Your objective:
Send back the records in full, character for character.
======
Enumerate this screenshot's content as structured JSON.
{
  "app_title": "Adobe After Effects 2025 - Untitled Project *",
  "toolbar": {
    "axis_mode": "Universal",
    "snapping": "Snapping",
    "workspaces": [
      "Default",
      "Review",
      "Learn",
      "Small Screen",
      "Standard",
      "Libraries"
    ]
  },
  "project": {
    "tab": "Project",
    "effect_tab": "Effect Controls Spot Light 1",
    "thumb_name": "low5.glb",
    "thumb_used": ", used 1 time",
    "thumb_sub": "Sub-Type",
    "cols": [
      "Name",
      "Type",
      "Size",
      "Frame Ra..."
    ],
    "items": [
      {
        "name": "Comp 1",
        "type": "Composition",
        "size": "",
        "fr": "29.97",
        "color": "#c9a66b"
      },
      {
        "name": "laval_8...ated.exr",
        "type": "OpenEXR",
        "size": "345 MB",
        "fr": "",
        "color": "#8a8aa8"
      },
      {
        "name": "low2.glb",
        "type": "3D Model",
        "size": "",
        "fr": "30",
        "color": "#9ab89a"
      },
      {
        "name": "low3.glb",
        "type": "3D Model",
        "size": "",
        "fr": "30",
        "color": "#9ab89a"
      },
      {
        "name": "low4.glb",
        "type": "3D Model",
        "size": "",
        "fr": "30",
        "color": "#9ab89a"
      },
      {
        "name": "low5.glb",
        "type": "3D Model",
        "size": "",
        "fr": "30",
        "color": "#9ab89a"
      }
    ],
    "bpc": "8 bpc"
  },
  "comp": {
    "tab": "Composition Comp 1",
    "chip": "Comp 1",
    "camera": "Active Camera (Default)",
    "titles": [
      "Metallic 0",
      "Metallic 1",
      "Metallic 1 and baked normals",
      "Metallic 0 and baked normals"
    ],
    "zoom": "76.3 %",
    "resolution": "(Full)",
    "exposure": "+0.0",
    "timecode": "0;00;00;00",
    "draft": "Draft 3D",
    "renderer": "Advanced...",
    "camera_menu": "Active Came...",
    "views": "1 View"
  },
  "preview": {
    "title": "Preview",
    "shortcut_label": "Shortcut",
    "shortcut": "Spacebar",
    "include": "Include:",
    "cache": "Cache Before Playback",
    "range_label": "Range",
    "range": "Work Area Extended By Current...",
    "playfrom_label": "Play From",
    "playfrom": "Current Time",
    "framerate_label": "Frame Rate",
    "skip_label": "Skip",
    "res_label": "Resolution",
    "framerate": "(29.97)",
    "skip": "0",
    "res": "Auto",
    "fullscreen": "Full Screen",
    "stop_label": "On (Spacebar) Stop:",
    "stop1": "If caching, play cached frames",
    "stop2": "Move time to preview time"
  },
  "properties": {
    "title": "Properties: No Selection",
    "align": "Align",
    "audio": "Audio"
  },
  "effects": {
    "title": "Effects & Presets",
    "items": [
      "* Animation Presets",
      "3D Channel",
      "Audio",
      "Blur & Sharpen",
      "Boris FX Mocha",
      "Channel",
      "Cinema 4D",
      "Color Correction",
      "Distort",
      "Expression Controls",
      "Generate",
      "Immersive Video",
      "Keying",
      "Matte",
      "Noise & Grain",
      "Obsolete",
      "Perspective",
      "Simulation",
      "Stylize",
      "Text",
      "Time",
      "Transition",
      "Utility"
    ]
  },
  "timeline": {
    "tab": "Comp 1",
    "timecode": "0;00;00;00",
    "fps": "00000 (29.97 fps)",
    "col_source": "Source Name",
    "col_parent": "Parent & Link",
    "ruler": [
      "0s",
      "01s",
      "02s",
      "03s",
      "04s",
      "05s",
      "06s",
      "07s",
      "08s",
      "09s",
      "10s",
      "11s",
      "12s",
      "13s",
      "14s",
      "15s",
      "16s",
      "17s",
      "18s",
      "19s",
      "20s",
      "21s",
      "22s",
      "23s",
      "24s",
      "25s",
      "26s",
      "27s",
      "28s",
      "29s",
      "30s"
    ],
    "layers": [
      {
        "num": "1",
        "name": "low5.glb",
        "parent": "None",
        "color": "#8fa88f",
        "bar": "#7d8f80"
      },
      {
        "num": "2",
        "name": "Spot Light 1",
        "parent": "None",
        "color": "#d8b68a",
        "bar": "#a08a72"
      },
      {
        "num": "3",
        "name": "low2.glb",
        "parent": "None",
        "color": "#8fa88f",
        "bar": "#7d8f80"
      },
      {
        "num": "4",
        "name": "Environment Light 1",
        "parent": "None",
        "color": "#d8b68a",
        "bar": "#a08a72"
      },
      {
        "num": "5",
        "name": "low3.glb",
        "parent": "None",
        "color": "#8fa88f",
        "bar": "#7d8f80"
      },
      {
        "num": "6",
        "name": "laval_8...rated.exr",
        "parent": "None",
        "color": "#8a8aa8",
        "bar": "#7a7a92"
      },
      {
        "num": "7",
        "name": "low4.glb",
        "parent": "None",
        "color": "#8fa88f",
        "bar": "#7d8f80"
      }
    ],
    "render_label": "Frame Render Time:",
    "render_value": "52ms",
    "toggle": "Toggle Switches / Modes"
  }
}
======
Answer in full:
Enumerate this screenshot's content as structured JSON.
{
  "app_title": "Adobe After Effects 2025 - Untitled Project *",
  "toolbar": {
    "axis_mode": "Universal",
    "snapping": "Snapping",
    "workspaces": [
      "Default",
      "Review",
      "Learn",
      "Small Screen",
      "Standard",
      "Libraries"
    ]
  },
  "project": {
    "tab": "Project",
    "effect_tab": "Effect Controls Spot Light 1",
    "thumb_name": "low5.glb",
    "thumb_used": ", used 1 time",
    "thumb_sub": "Sub-Type",
    "cols": [
      "Name",
      "Type",
      "Size",
      "Frame Ra..."
    ],
    "items": [
      {
        "name": "Comp 1",
        "type": "Composition",
        "size": "",
        "fr": "29.97",
        "color": "#c9a66b"
      },
      {
        "name": "laval_8...ated.exr",
        "type": "OpenEXR",
        "size": "345 MB",
        "fr": "",
        "color": "#8a8aa8"
      },
      {
        "name": "low2.glb",
        "type": "3D Model",
        "size": "",
        "fr": "30",
        "color": "#9ab89a"
      },
      {
        "name": "low3.glb",
        "type": "3D Model",
        "size": "",
        "fr": "30",
        "color": "#9ab89a"
      },
      {
        "name": "low4.glb",
        "type": "3D Model",
        "size": "",
        "fr": "30",
        "color": "#9ab89a"
      },
      {
        "name": "low5.glb",
        "type": "3D Model",
        "size": "",
        "fr": "30",
        "color": "#9ab89a"
      }
    ],
    "bpc": "8 bpc"
  },
  "comp": {
    "tab": "Composition Comp 1",
    "chip": "Comp 1",
    "camera": "Active Camera (Default)",
    "titles": [
      "Metallic 0",
      "Metallic 1",
      "Metallic 1 and baked normals",
      "Metallic 0 and baked normals"
    ],
    "zoom": "76.3 %",
    "resolution": "(Full)",
    "exposure": "+0.0",
    "timecode": "0;00;00;00",
    "draft": "Draft 3D",
    "renderer": "Advanced...",
    "camera_menu": "Active Came...",
    "views": "1 View"
  },
  "preview": {
    "title": "Preview",
    "shortcut_label": "Shortcut",
    "shortcut": "Spacebar",
    "include": "Include:",
    "cache": "Cache Before Playback",
    "range_label": "Range",
    "range": "Work Area Extended By Current...",
    "playfrom_label": "Play From",
    "playfrom": "Current Time",
    "framerate_label": "Frame Rate",
    "skip_label": "Skip",
    "res_label": "Resolution",
    "framerate": "(29.97)",
    "skip": "0",
    "res": "Auto",
    "fullscreen": "Full Screen",
    "stop_label": "On (Spacebar) Stop:",
    "stop1": "If caching, play cached frames",
    "stop2": "Move time to preview time"
  },
  "properties": {
    "title": "Properties: No Selection",
    "align": "Align",
    "audio": "Audio"
  },
  "effects": {
    "title": "Effects & Presets",
    "items": [
      "* Animation Presets",
      "3D Channel",
      "Audio",
      "Blur & Sharpen",
      "Boris FX Mocha",
      "Channel",
      "Cinema 4D",
      "Color Correction",
      "Distort",
      "Expression Controls",
      "Generate",
      "Immersive Video",
      "Keying",
      "Matte",
      "Noise & Grain",
      "Obsolete",
      "Perspective",
      "Simulation",
      "Stylize",
      "Text",
      "Time",
      "Transition",
      "Utility"
    ]
  },
  "timeline": {
    "tab": "Comp 1",
    "timecode": "0;00;00;00",
    "fps": "00000 (29.97 fps)",
    "col_source": "Source Name",
    "col_parent": "Parent & Link",
    "ruler": [
      "0s",
      "01s",
      "02s",
      "03s",
      "04s",
      "05s",
      "06s",
      "07s",
      "08s",
      "09s",
      "10s",
      "11s",
      "12s",
      "13s",
      "14s",
      "15s",
      "16s",
      "17s",
      "18s",
      "19s",
      "20s",
      "21s",
      "22s",
      "23s",
      "24s",
      "25s",
      "26s",
      "27s",
      "28s",
      "29s",
      "30s"
    ],
    "layers": [
      {
        "num": "1",
        "name": "low5.glb",
        "parent": "None",
        "color": "#8fa88f",
        "bar": "#7d8f80"
      },
      {
        "num": "2",
        "name": "Spot Light 1",
        "parent": "None",
        "color": "#d8b68a",
        "bar": "#a08a72"
      },
      {
        "num": "3",
        "name": "low2.glb",
        "parent": "None",
        "color": "#8fa88f",
        "bar": "#7d8f80"
      },
      {
        "num": "4",
        "name": "Environment Light 1",
        "parent": "None",
        "color": "#d8b68a",
        "bar": "#a08a72"
      },
      {
        "num": "5",
        "name": "low3.glb",
        "parent": "None",
        "color": "#8fa88f",
        "bar": "#7d8f80"
      },
      {
        "num": "6",
        "name": "laval_8...rated.exr",
        "parent": "None",
        "color": "#8a8aa8",
        "bar": "#7a7a92"
      },
      {
        "num": "7",
        "name": "low4.glb",
        "parent": "None",
        "color": "#8fa88f",
        "bar": "#7d8f80"
      }
    ],
    "render_label": "Frame Render Time:",
    "render_value": "52ms",
    "toggle": "Toggle Switches / Modes"
  }
}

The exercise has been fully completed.